WHAT THE EXERCISE ASKS
Identify the lines that contain the string "true" and copy all of them.

EXERCISE MATERIALS
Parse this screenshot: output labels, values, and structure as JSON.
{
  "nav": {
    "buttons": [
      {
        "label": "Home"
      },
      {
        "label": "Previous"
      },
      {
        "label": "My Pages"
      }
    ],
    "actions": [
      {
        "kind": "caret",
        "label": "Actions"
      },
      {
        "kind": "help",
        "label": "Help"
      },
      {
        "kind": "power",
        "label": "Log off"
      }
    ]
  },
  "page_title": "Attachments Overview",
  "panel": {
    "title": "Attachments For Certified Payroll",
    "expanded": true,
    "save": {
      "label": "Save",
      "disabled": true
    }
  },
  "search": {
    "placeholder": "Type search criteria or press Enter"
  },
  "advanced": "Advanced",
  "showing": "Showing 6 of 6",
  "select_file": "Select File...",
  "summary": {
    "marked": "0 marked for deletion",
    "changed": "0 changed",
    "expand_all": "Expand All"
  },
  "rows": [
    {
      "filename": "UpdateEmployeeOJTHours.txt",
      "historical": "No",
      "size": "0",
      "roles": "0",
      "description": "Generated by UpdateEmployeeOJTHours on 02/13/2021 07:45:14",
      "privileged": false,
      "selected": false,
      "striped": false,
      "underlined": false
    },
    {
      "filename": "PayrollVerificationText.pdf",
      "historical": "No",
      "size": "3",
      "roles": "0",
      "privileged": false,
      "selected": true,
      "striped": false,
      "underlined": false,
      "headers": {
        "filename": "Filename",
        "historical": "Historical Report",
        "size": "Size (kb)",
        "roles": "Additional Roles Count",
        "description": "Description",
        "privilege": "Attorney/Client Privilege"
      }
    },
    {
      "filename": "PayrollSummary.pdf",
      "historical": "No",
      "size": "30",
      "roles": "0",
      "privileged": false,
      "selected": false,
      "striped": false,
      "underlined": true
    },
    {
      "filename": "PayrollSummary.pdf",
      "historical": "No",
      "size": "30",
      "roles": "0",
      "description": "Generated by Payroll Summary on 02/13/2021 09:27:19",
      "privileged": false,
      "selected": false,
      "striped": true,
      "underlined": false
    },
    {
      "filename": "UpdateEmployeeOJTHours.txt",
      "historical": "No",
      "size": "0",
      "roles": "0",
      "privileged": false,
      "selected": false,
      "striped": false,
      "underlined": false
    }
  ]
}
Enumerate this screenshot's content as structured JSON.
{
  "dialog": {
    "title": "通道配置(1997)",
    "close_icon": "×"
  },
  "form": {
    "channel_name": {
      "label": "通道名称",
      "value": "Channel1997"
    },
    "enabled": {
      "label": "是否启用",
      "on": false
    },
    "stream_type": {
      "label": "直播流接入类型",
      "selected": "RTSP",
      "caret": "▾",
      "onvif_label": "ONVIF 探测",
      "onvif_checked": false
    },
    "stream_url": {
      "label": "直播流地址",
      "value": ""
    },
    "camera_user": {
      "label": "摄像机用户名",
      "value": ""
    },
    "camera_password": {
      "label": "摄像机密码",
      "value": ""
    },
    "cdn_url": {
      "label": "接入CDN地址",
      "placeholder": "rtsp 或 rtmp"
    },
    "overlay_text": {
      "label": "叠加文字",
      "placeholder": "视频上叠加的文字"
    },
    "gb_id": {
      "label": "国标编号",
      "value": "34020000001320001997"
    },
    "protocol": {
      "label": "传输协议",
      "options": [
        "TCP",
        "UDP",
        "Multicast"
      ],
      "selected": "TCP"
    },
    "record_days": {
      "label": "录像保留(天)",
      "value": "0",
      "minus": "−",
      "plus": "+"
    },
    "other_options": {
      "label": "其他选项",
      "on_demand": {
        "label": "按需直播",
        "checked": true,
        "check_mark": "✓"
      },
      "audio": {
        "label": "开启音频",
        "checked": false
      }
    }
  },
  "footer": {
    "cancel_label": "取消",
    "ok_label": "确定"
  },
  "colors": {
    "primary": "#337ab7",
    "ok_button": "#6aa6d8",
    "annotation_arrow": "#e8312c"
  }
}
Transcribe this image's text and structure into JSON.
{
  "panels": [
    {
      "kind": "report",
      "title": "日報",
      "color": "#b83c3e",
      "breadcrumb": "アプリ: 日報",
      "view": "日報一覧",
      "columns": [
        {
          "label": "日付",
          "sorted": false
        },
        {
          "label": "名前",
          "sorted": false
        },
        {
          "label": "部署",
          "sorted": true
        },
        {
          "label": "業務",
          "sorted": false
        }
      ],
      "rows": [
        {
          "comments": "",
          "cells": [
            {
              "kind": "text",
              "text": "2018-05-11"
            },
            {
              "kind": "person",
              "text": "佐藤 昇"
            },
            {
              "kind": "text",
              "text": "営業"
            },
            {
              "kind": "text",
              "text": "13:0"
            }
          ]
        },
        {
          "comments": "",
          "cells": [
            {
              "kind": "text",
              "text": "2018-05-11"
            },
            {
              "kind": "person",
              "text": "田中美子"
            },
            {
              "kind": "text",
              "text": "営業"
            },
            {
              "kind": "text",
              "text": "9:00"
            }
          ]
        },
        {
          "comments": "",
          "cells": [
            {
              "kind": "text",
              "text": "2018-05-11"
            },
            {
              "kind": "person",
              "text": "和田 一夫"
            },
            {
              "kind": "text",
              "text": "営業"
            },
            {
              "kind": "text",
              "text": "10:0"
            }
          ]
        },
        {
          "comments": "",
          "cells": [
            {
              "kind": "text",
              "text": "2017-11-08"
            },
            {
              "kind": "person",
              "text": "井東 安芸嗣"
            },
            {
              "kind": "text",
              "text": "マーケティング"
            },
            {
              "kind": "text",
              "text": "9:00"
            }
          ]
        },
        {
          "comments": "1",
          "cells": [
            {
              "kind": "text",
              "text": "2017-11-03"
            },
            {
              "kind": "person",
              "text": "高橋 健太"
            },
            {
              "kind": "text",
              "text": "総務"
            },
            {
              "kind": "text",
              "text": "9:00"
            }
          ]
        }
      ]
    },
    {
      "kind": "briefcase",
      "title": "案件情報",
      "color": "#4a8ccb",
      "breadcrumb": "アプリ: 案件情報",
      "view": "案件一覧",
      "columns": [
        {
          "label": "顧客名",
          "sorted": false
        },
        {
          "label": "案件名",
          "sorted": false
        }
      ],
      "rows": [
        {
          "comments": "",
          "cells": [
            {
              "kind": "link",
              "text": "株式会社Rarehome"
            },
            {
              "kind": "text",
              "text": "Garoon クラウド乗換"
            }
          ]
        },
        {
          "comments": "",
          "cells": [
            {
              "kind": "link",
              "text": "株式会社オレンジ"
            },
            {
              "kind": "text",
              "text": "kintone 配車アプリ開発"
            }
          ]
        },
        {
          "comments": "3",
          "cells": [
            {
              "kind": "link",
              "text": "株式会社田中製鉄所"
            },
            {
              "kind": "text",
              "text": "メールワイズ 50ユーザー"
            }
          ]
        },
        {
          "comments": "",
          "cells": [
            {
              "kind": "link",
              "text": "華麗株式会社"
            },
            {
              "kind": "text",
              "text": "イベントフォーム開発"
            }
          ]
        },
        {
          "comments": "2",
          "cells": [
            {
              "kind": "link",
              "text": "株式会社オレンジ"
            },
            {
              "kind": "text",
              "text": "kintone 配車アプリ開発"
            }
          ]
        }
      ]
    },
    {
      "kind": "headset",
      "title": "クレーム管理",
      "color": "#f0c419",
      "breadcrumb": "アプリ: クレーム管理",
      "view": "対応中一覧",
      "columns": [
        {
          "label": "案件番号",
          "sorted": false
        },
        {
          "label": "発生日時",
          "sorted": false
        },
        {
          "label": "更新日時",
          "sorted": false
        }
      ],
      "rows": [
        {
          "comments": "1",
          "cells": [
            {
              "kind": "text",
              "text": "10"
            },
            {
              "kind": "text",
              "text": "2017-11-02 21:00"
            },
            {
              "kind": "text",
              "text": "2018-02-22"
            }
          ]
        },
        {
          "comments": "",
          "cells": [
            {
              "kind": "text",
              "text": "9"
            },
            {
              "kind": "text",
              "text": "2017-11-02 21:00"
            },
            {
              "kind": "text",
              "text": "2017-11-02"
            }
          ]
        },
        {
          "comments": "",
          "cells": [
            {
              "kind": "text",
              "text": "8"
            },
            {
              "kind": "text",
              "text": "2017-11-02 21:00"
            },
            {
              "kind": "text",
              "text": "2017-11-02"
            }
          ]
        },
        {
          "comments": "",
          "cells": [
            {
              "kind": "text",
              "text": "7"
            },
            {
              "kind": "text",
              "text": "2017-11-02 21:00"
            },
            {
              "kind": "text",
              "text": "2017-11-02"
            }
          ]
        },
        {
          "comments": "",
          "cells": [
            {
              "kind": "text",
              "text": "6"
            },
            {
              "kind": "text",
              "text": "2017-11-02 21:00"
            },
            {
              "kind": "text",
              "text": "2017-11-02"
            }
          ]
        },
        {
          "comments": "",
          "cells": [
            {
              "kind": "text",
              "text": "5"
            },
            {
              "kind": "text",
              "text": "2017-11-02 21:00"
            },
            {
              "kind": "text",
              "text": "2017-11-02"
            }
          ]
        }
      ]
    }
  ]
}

CORRECT ANSWER
    "expanded": true,
      "disabled": true
      "selected": true,
      "underlined": true
      "striped": true,
        "checked": true,
          "sorted": true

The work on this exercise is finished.